- THE PROBLEM: Copy out each line of the material below that holds the string "interoperable".

(Items from a dataset)
──────────

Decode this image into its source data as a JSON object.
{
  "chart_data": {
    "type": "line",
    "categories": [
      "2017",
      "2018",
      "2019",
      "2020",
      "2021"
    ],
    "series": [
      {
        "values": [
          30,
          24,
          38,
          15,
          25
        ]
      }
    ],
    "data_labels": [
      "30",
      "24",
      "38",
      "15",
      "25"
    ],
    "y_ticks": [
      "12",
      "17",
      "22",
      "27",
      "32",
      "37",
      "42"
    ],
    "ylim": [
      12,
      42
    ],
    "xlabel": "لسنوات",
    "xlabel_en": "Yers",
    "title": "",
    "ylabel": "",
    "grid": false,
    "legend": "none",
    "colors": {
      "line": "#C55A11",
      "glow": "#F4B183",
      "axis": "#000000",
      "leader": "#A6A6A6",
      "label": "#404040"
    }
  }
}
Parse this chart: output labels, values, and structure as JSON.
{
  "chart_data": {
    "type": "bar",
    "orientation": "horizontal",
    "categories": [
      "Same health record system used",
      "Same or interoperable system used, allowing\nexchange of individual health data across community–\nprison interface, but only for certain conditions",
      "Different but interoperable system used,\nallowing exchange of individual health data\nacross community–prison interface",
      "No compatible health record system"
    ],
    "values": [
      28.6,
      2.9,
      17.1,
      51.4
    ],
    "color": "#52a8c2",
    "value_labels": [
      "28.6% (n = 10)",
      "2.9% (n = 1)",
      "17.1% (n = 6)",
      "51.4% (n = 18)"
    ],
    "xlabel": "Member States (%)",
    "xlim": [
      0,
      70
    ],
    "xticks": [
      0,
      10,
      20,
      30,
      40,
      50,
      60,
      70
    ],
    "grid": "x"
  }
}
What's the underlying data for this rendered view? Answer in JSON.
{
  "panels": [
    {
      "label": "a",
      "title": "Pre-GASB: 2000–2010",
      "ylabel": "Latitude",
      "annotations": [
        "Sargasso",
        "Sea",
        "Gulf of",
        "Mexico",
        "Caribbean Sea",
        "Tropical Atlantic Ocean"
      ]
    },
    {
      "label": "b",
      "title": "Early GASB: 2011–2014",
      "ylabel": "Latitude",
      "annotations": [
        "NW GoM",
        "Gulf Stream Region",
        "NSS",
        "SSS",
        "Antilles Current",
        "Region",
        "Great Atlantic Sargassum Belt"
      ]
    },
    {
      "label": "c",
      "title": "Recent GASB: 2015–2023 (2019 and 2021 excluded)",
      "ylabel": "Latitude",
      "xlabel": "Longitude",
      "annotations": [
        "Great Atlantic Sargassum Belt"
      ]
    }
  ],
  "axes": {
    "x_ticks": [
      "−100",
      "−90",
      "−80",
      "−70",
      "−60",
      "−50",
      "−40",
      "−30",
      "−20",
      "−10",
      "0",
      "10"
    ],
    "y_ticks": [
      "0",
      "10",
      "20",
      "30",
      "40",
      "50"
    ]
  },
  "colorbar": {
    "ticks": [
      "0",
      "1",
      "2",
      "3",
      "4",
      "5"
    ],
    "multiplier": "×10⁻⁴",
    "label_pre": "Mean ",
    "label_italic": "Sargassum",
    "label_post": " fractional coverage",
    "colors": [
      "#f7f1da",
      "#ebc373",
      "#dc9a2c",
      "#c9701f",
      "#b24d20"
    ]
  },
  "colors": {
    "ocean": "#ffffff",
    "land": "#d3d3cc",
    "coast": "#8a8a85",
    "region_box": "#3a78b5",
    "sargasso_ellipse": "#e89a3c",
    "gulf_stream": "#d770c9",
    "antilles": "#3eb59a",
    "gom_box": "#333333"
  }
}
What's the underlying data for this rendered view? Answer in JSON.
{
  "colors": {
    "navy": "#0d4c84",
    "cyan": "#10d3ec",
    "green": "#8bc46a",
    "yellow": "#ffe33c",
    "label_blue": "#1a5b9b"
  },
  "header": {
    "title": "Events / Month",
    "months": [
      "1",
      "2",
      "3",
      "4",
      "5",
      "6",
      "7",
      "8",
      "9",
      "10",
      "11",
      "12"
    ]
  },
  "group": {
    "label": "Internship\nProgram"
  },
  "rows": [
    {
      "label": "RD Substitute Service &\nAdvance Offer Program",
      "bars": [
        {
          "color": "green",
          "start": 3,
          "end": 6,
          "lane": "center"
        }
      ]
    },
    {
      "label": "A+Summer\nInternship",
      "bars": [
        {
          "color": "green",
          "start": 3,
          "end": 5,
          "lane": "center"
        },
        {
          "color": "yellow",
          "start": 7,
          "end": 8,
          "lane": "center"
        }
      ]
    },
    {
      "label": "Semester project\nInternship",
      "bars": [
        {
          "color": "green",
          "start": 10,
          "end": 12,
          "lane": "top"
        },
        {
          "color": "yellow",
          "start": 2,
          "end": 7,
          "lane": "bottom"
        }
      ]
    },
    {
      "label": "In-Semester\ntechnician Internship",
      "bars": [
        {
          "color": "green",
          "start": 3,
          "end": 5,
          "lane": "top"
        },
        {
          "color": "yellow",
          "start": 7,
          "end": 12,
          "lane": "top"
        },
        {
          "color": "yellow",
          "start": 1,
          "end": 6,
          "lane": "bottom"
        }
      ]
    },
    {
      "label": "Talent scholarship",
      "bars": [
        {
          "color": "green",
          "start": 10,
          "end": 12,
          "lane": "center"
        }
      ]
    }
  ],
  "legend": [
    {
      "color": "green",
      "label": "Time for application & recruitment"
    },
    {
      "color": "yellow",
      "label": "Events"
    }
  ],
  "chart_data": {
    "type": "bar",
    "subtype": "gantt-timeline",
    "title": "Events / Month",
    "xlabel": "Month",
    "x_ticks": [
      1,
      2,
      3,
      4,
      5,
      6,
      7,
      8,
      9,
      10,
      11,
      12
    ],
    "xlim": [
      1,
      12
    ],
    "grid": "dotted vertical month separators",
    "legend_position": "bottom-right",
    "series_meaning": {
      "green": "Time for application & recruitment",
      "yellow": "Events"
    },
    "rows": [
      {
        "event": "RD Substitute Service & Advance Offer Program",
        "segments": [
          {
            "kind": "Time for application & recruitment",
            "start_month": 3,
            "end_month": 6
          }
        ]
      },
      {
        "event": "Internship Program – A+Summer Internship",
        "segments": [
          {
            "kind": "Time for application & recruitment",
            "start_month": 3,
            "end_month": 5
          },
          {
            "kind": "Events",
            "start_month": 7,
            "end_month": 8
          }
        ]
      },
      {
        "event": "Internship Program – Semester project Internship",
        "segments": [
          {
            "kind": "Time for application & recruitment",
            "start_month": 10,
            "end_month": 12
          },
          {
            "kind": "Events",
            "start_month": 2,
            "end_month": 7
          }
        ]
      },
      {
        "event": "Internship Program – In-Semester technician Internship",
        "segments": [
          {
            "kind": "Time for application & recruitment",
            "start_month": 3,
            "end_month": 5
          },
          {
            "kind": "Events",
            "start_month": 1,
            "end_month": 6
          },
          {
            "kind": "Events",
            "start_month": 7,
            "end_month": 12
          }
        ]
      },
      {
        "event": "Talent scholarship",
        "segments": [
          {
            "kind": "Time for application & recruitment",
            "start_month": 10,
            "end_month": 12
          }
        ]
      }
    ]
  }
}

──────────

- REPLY:
      "Same or interoperable system used, allowing\nexchange of individual health data across community–\nprison interface, but only for certain conditions",
      "Different but interoperable system used,\nallowing exchange of individual health data\nacross community–prison interface",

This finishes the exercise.